**Information shown**:
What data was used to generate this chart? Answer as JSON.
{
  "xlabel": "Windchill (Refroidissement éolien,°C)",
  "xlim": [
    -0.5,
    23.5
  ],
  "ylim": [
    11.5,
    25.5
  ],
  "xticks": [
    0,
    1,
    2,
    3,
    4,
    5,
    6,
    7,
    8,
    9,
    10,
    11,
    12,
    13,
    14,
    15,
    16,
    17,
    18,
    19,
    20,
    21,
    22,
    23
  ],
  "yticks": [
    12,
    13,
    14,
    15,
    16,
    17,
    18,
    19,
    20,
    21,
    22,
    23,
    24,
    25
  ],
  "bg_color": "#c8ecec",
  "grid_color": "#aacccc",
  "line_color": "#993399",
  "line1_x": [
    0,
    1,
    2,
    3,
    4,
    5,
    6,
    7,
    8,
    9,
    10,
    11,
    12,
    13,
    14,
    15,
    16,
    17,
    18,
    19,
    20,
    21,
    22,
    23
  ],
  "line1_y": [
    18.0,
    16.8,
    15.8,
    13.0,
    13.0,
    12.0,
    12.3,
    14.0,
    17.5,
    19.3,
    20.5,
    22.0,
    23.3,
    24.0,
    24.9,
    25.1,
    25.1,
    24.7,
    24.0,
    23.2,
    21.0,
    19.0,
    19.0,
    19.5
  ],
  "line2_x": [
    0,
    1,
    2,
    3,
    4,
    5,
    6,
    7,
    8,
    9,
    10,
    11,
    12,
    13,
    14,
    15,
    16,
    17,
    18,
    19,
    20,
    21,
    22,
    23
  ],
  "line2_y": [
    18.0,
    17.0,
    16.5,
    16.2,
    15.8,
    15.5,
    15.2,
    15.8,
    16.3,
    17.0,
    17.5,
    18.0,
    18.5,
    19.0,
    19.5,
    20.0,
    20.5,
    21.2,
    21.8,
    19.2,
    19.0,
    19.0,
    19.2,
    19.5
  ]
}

**Work to be completed**: Write the material out exactly, with nothing left out.

**Response to the task**:
What data was used to generate this chart? Answer as JSON.
{
  "xlabel": "Windchill (Refroidissement éolien,°C)",
  "xlim": [
    -0.5,
    23.5
  ],
  "ylim": [
    11.5,
    25.5
  ],
  "xticks": [
    0,
    1,
    2,
    3,
    4,
    5,
    6,
    7,
    8,
    9,
    10,
    11,
    12,
    13,
    14,
    15,
    16,
    17,
    18,
    19,
    20,
    21,
    22,
    23
  ],
  "yticks": [
    12,
    13,
    14,
    15,
    16,
    17,
    18,
    19,
    20,
    21,
    22,
    23,
    24,
    25
  ],
  "bg_color": "#c8ecec",
  "grid_color": "#aacccc",
  "line_color": "#993399",
  "line1_x": [
    0,
    1,
    2,
    3,
    4,
    5,
    6,
    7,
    8,
    9,
    10,
    11,
    12,
    13,
    14,
    15,
    16,
    17,
    18,
    19,
    20,
    21,
    22,
    23
  ],
  "line1_y": [
    18.0,
    16.8,
    15.8,
    13.0,
    13.0,
    12.0,
    12.3,
    14.0,
    17.5,
    19.3,
    20.5,
    22.0,
    23.3,
    24.0,
    24.9,
    25.1,
    25.1,
    24.7,
    24.0,
    23.2,
    21.0,
    19.0,
    19.0,
    19.5
  ],
  "line2_x": [
    0,
    1,
    2,
    3,
    4,
    5,
    6,
    7,
    8,
    9,
    10,
    11,
    12,
    13,
    14,
    15,
    16,
    17,
    18,
    19,
    20,
    21,
    22,
    23
  ],
  "line2_y": [
    18.0,
    17.0,
    16.5,
    16.2,
    15.8,
    15.5,
    15.2,
    15.8,
    16.3,
    17.0,
    17.5,
    18.0,
    18.5,
    19.0,
    19.5,
    20.0,
    20.5,
    21.2,
    21.8,
    19.2,
    19.0,
    19.0,
    19.2,
    19.5
  ]
}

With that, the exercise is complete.